### Work required
Word for word, give the material below again, minus any images.

>> START Supplied data

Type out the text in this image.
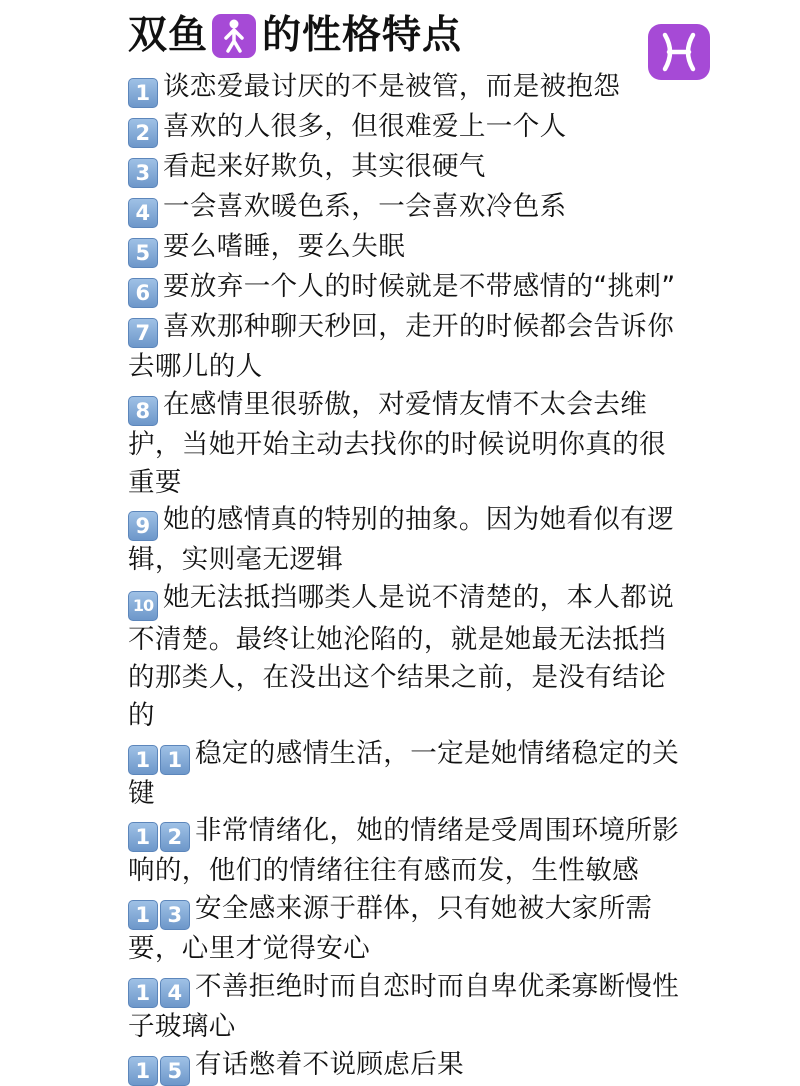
双鱼 的性格特点
1 谈恋爱最讨厌的不是被管，而是被抱怨
2 喜欢的人很多，但很难爱上一个人
3 看起来好欺负，其实很硬气
4 一会喜欢暖色系，一会喜欢冷色系
5 要么嗜睡，要么失眠
6 要放弃一个人的时候就是不带感情的“挑刺”
7 喜欢那种聊天秒回，走开的时候都会告诉你去哪儿的人
8 在感情里很骄傲，对爱情友情不太会去维护，当她开始主动去找你的时候说明你真的很重要
9 她的感情真的特别的抽象。因为她看似有逻辑，实则毫无逻辑
10 她无法抵挡哪类人是说不清楚的，本人都说不清楚。最终让她沦陷的，就是她最无法抵挡的那类人，在没出这个结果之前，是没有结论的
1 1 稳定的感情生活，一定是她情绪稳定的关键
1 2 非常情绪化，她的情绪是受周围环境所影响的，他们的情绪往往有感而发，生性敏感
1 3 安全感来源于群体，只有她被大家所需要，心里才觉得安心
1 4 不善拒绝时而自恋时而自卑优柔寡断慢性子玻璃心
1 5 有话憋着不说顾虑后果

>> END Supplied data

### Final result
Type out the text in this image.
双鱼 的性格特点
1 谈恋爱最讨厌的不是被管，而是被抱怨
2 喜欢的人很多，但很难爱上一个人
3 看起来好欺负，其实很硬气
4 一会喜欢暖色系，一会喜欢冷色系
5 要么嗜睡，要么失眠
6 要放弃一个人的时候就是不带感情的“挑刺”
7 喜欢那种聊天秒回，走开的时候都会告诉你去哪儿的人
8 在感情里很骄傲，对爱情友情不太会去维护，当她开始主动去找你的时候说明你真的很重要
9 她的感情真的特别的抽象。因为她看似有逻辑，实则毫无逻辑
10 她无法抵挡哪类人是说不清楚的，本人都说不清楚。最终让她沦陷的，就是她最无法抵挡的那类人，在没出这个结果之前，是没有结论的
1 1 稳定的感情生活，一定是她情绪稳定的关键
1 2 非常情绪化，她的情绪是受周围环境所影响的，他们的情绪往往有感而发，生性敏感
1 3 安全感来源于群体，只有她被大家所需要，心里才觉得安心
1 4 不善拒绝时而自恋时而自卑优柔寡断慢性子玻璃心
1 5 有话憋着不说顾虑后果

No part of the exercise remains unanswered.